**REQUEST**
Where the data below has the string "this", return the whole line.

Dataset records
===============
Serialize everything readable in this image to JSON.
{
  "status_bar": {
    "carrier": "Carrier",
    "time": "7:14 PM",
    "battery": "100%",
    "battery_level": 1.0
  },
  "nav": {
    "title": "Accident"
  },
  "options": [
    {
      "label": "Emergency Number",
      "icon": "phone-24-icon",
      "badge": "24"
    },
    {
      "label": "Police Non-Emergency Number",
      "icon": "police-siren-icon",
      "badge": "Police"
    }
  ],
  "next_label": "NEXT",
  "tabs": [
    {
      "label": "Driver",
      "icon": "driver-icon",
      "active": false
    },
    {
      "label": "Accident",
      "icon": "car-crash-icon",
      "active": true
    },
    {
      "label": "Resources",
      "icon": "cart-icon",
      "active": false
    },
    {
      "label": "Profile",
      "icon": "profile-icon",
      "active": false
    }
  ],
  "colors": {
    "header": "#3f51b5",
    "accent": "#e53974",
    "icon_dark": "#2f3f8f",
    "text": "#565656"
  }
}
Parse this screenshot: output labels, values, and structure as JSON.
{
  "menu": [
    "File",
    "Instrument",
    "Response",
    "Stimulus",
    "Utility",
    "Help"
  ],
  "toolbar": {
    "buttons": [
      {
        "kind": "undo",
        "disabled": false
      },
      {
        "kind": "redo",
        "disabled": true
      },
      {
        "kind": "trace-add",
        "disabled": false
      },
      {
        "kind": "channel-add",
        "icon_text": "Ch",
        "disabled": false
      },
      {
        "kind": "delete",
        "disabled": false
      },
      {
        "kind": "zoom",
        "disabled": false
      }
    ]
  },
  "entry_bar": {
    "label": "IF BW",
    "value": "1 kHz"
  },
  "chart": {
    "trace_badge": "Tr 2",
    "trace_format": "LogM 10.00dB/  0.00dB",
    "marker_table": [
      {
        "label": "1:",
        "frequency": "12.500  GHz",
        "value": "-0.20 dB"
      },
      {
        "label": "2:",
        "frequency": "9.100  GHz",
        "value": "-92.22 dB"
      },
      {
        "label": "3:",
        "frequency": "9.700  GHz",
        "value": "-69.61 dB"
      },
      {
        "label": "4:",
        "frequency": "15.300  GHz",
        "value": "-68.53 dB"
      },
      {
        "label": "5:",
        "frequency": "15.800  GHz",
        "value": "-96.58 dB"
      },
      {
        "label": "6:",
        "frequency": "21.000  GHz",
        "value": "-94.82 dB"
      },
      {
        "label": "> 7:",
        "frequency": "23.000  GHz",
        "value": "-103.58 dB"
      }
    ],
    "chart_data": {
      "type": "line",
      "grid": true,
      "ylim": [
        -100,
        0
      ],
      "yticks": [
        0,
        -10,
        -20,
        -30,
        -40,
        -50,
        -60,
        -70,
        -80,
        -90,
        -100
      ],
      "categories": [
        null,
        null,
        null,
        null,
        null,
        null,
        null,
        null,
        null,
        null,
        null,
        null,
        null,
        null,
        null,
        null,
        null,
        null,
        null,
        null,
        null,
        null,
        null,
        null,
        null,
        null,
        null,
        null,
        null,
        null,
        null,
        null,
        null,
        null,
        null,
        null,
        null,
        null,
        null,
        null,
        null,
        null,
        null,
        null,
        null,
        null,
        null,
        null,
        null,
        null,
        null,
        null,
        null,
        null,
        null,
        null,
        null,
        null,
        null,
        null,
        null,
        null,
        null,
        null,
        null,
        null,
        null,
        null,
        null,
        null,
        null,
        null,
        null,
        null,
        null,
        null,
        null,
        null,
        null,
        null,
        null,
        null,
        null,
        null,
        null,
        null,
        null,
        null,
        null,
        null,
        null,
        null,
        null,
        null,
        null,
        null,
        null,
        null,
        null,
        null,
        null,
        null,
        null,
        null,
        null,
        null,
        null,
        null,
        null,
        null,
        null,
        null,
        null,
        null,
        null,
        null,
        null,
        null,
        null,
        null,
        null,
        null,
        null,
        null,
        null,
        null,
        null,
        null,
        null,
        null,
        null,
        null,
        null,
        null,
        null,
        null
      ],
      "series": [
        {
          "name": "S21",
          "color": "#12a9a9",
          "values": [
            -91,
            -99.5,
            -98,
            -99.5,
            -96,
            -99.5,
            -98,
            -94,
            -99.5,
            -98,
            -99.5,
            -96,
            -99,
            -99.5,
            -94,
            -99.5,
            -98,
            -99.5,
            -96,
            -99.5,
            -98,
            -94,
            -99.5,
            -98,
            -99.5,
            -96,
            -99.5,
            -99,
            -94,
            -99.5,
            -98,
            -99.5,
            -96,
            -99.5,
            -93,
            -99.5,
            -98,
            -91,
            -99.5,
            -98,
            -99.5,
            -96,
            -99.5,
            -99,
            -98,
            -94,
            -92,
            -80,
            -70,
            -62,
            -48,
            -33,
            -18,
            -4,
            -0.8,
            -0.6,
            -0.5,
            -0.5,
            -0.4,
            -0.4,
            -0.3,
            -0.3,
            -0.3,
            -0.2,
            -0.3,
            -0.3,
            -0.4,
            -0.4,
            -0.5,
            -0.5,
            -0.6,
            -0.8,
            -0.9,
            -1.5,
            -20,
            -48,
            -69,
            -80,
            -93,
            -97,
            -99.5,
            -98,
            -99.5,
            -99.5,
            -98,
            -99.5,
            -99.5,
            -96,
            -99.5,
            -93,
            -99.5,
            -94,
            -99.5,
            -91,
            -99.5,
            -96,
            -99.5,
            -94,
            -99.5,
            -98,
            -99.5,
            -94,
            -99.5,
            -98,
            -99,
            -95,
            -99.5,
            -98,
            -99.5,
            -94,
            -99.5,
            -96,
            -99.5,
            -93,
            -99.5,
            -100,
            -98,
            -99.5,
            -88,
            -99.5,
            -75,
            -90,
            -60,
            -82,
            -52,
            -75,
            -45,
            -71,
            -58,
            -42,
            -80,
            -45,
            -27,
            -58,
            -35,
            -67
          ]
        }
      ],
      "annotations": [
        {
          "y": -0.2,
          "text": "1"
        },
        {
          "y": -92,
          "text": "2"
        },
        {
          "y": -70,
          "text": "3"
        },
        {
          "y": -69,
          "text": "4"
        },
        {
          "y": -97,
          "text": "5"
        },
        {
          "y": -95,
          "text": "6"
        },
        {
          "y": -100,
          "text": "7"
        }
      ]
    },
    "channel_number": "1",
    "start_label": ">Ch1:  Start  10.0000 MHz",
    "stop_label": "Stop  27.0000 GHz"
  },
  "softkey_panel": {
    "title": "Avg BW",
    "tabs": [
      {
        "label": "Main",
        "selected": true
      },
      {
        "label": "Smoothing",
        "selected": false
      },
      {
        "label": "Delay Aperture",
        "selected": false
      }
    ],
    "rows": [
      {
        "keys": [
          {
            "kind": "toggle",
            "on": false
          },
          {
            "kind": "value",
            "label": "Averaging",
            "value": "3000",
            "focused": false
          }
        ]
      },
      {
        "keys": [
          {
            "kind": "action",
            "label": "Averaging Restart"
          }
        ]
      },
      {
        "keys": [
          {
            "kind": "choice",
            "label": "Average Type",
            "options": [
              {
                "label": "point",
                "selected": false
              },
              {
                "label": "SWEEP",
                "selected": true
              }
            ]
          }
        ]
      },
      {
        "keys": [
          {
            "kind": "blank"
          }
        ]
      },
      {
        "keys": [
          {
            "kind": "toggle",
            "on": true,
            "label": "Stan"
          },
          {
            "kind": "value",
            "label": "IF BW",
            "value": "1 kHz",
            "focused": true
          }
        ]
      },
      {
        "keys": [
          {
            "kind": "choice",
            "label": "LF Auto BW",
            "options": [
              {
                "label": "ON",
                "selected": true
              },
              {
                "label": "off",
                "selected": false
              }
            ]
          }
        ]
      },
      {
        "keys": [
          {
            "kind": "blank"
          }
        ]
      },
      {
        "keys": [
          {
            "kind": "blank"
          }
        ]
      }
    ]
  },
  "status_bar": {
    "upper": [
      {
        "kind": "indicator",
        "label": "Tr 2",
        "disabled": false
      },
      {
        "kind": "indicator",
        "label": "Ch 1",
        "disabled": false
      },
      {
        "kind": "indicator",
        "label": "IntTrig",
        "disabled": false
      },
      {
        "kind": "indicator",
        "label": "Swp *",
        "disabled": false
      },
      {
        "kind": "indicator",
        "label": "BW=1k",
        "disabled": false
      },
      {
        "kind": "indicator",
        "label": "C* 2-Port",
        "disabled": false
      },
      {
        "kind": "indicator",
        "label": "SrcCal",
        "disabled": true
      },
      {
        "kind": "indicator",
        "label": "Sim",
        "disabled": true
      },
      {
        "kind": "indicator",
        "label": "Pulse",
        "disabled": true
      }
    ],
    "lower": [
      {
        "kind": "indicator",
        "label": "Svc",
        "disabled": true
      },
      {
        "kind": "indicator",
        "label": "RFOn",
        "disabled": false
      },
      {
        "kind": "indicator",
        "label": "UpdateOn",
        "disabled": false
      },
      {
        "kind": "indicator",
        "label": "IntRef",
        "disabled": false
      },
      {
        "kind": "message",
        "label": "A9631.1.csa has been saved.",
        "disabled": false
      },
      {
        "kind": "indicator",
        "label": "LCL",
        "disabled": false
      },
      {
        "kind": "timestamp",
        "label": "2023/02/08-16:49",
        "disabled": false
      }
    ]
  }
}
===============
**WRITTEN ANSWER**
Serialize everything readable in this image to JSON.
Parse this screenshot: output labels, values, and structure as JSON.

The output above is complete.